В статье Солженицына многократно говорится о душевном холоде Бродского, о сухости его эмоционального мира. Но каким же образом этот холод мог рождать в его читателях такой душевный жар? Думается, жар этот сродни тому волнению, с которым весь мир следил за полетом Линдберга, за походом Амундсена. Человек брел к Южному полюсу в белом безмолвии, в диком холоде, и мы точно знали, что ничего полезного он там не найдет. Никто не собирался последовать за ним во мрак и холод. Мужественный вызов ледяной пустыне — вот что восхищало людей в Амундсене.

Точно так же и великий поэт, посмевший стать лицом к лицу с ужасом и хладом Небытия и сохранивший при этом сердечный жар, не зовет нас в Небытие, но дает пример отваги. Да, герой стихотворения "Письмо в бутылке" гибнет в одиночестве, к нему "никто не придет провожать". Но его прощание с миром превращается в настоящий гимн миру и любви, пронизанный надеждой на то, "что сохранит милосердный Бог / то, чего я лицезреть не смог, / Америку, Альпы, Кавказ и Крым, / долину Евфрата и Вечный Рим, / Торжок, где почистить сапог — обряд, / и добродетелей неких ряд...". И мы чувствуем — он имеет право сказать про себя: "Я честно плыл и держал Норд-Норд" и срифмовать это со словом "горд".

Поэту, как и всякому художнику, приходится вступать в противоборство с тремя вечными противниками: инерцией и косностью своего материала (камня, звука, цвета, слова), ограниченностью своего земного "я" и безграничностью космического и метафизического "не-я". Мера смелости поэта в этом противоборстве — вот что подспудно ощущается нами, вот что вызывает восторг.

"Бывают фразы с непроизносимым порядком слов, — жалуется Солженицын. — Существительное от своего глагола или атрибута порой отодвигается на неосмысляемое уже не улавливаемое расстояние".

Да, бывает у Бродского и такое. Существительное летит в кажущейся пустоте, как атлет под куполом цирка — вот-вот упадет, разобьется. Но в последний момент невесть откуда вылетает атлет-сказуемое, они сцепляются рифмами, и в ту же секунду именно в точку их соединения подлетает спасительная трапеция метафоры, и тут же всех троих захватывает ослепительным кругом прожектор таившейся до поры стержневой мысли — какое облегчение, какой восторг!

Многие стихи Бродского представляются Солженицыну неоправданно длинными, засушенными, неясными. Ему кажется, например, что "Прощайте, мадемуазель Вероника" — "стих по замыслу любовный", и здесь хватило бы "теплого восьмистишия". Но 160 строк этого стихотворения имеют любовное объяснение лишь обрамляющим поводом для разговора о чем-то большем — о реке времени, о тайне взаимоотношений прошлого и грядущего, о судьбе России. "...Речь о кресле" здесь — "только повод проникнуть в другие сферы".

*Фрагмент данных:*
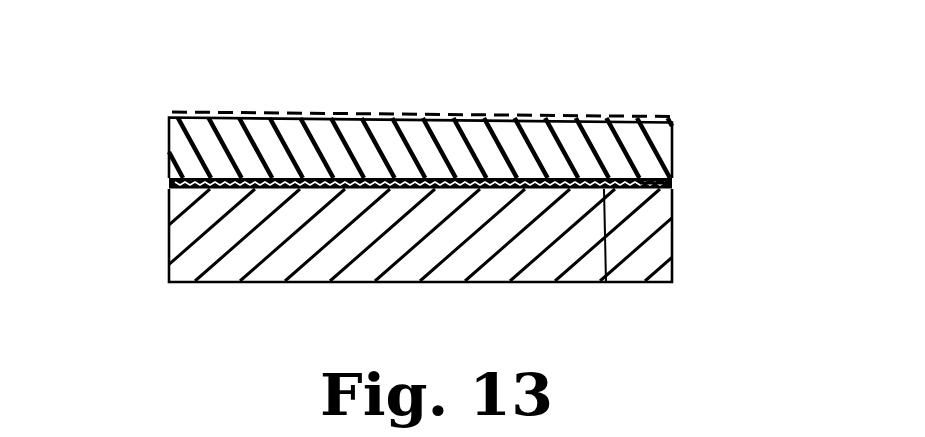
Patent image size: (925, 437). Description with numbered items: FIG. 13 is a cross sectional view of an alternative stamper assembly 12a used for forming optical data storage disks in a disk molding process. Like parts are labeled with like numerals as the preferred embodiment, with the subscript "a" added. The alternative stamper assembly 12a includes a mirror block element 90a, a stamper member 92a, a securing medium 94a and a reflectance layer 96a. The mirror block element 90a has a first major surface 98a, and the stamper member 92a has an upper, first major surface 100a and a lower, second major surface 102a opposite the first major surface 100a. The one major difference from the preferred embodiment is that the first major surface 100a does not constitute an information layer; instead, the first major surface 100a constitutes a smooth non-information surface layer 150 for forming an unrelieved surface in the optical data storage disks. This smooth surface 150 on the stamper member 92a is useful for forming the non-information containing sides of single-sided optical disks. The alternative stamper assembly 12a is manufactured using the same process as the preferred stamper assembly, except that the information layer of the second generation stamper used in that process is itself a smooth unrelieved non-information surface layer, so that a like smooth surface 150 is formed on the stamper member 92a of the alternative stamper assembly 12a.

*Условия заданий:*
1. Ответьте на вопросы по отрывку о поэзии Бродского. Каждый ответ дайте на отдельной строке с той же буквой.
(a) За чьим полетом, по словам автора, следил весь мир?
(b) Сколько строк в стихотворении «Прощайте, мадемуазель Вероника»?
(c) С какими тремя противниками приходится вступать в противоборство поэту?
2. Напишите продолжение отрывка о поэзии Бродского, начиная сразу после его последнего предложения.

*Ответы к заданиям:*
1.
(a) За полетом Линдберга.
(b) 160 строк.
(c) С инерцией и косностью своего материала, с ограниченностью своего земного «я» и с безграничностью космического и метафизического «не-я».

2.
Конечно, были у Бродского стихи, которые казались неоправданно затянутыми даже горячим его поклонникам ("Холмы", "Памяти Т.Б.", "Горбунов и Горчаков"). Но даже и они сохраняли для нас странное очарование. Это можно было сравнить с очарованием архитектурных развалин — Форума, Парфенона, гравюр Пиранезе. Собор Святого Петра в Риме являет нам торжество камня над пространством и тяжестью. Но неподалеку оставлен как есть полуразрушенный Колизей — казалось бы, зрелище поражения камня в противоборстве со временем. Однако само поражение являет нам серьезность и мощь противоборства более явно и ярко, чем иная победа. То же самое и у Бродского: громоздкое, недостроенное стихотворение порой яснее показывает нам величие замысла, неподъемную серьезность тайны, над которой бился здесь поэт.

"Будучи в СССР, Бродский не высказал ни одного весомого политического суждения", — утверждает Солженицын. В статье всячески подчеркивается космополитизм поэта, его удаленность от России. "Запад! Запад Бродскому люб..."

В политических дебатах Бродский действительно не участвовал — но лишь до тех пор, пока "плохая политика не начинала портить нравы": "это уже, — считал он, — по нашей [поэтов] части". И старинные российские споры между западниками и славянофилами оставляли его равнодушным. Если эта тема и всплывала, то скорее в ироничных строчках вроде: "...В порт Глазго караван за караваном / пошли бы лапти, пряники, атлас..." Не чувствовали мы в его стихах этого противопоставления — Россия или Запад. А что чувствовали остро и радостно — возврат России в царство мировой культуры, мировой истории. Ибо Троя и Древний Рим, холмы Иудеи и меловые утесы Англии, Веймар и Краков возрождались в строчках русских стихов, сливались вновь с Псковом и Петербургом, Охтой и Торжком, от которых они были оторваны на семьдесят лет насильственно и кроваво.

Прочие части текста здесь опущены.